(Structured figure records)
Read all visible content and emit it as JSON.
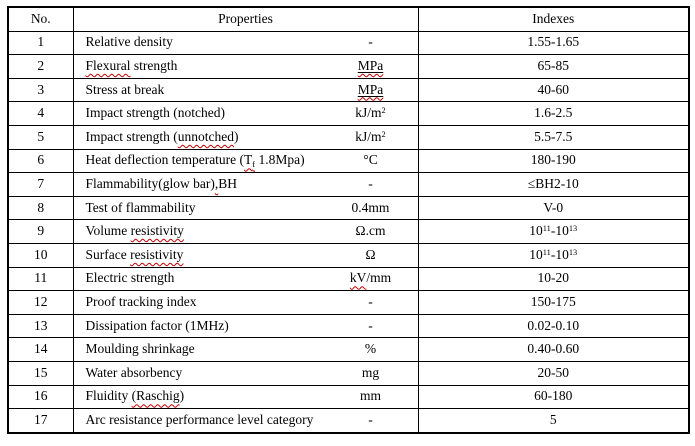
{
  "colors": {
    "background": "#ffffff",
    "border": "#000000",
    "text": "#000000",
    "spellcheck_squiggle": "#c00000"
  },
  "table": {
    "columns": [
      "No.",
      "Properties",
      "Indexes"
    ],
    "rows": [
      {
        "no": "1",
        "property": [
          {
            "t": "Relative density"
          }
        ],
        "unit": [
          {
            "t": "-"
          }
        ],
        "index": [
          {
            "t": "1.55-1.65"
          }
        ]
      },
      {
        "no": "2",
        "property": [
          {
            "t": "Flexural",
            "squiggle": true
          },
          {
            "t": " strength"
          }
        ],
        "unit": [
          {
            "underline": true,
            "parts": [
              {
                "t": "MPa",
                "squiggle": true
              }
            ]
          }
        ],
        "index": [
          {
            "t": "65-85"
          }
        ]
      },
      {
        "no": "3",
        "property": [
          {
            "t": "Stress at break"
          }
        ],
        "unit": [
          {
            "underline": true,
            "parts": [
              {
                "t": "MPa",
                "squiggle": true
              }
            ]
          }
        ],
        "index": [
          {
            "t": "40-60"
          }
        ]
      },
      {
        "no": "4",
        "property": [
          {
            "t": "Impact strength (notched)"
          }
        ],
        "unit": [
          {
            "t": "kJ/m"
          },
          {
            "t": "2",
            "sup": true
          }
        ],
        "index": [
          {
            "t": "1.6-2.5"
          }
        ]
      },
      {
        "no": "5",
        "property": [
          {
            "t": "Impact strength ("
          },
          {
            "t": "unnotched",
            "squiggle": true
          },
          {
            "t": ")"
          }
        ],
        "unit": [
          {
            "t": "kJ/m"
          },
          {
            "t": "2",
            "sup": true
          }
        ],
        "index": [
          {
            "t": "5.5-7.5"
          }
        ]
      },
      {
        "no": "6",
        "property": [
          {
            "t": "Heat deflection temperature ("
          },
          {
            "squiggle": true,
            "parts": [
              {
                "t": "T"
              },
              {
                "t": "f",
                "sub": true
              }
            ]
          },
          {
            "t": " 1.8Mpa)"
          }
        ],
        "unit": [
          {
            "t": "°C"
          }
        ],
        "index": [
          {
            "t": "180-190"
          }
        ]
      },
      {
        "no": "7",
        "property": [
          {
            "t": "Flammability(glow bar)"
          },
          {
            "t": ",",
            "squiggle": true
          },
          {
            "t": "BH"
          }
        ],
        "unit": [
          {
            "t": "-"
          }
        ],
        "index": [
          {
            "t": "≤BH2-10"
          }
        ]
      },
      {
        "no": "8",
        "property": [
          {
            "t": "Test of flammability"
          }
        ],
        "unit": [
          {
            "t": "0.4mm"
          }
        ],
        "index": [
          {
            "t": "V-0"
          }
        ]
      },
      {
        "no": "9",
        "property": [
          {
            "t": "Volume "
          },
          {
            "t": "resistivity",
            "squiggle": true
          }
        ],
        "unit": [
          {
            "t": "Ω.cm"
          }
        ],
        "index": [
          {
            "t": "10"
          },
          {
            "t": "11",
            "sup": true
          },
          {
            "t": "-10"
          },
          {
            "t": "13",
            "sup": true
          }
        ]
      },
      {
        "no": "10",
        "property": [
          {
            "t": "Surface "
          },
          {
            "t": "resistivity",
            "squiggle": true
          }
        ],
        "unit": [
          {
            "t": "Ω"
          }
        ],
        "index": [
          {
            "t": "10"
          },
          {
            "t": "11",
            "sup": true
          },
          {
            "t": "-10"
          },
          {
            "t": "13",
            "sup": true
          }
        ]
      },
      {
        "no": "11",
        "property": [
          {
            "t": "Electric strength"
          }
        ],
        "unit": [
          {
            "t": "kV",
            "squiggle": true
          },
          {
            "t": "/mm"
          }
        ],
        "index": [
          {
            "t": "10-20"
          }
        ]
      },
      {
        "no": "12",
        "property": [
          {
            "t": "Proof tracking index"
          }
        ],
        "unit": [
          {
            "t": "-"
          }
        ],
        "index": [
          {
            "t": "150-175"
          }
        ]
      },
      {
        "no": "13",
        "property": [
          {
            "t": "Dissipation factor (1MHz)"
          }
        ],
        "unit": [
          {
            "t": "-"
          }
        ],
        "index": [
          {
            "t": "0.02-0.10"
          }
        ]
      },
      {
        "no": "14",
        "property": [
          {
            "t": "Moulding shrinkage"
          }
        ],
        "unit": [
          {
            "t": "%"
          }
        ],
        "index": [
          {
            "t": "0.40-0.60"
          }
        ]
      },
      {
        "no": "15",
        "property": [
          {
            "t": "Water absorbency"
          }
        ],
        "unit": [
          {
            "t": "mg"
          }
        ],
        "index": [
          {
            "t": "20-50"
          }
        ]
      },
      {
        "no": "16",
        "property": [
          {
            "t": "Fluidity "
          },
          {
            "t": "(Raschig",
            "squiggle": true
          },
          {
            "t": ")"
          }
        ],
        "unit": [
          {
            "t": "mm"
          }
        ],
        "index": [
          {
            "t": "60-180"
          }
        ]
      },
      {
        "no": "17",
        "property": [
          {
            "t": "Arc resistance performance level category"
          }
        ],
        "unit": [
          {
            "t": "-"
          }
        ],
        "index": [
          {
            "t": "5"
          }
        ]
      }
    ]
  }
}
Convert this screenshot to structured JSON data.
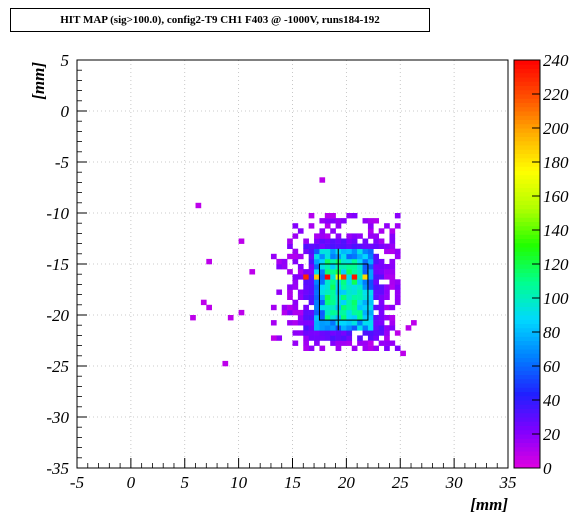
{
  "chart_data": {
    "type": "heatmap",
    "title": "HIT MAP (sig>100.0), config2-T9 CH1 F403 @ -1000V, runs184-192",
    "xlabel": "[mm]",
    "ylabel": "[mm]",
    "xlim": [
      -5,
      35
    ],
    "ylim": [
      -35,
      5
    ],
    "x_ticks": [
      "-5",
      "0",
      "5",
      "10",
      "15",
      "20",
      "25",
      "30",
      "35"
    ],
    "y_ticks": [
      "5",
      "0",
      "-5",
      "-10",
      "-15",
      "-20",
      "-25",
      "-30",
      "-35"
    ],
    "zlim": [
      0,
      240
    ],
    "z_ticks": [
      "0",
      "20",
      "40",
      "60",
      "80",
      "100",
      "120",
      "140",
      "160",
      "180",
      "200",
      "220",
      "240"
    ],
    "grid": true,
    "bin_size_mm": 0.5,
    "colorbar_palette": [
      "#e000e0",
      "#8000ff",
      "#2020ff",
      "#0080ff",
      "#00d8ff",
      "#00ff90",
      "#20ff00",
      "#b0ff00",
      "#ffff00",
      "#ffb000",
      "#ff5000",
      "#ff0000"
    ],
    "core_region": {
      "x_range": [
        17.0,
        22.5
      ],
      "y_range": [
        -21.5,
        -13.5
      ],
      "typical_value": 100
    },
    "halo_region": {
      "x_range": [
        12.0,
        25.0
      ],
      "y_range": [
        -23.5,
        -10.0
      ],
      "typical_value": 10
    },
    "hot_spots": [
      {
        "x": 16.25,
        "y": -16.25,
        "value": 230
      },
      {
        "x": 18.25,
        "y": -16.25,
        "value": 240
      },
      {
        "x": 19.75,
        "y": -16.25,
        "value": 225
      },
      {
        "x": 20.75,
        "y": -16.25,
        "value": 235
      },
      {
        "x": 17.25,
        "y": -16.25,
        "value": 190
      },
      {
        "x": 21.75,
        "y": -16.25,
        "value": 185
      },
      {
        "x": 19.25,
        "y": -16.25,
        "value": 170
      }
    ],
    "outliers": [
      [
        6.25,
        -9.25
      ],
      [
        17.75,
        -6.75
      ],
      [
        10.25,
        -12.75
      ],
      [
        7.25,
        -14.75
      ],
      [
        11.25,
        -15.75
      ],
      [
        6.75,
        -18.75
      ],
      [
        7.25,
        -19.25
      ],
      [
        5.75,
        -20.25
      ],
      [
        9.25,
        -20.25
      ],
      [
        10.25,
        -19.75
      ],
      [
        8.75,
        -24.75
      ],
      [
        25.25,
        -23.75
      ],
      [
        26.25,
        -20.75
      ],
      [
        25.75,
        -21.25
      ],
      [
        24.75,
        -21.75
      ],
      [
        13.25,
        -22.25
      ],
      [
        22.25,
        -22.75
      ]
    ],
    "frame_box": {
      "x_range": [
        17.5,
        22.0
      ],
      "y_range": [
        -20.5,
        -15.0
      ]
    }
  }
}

** What you have to do **
In the records above, locate the lines holding the word "JSON". Copy each of them.

** Written solution **
Read all visible content and emit it as JSON.
Convert this screenshot to structured JSON data.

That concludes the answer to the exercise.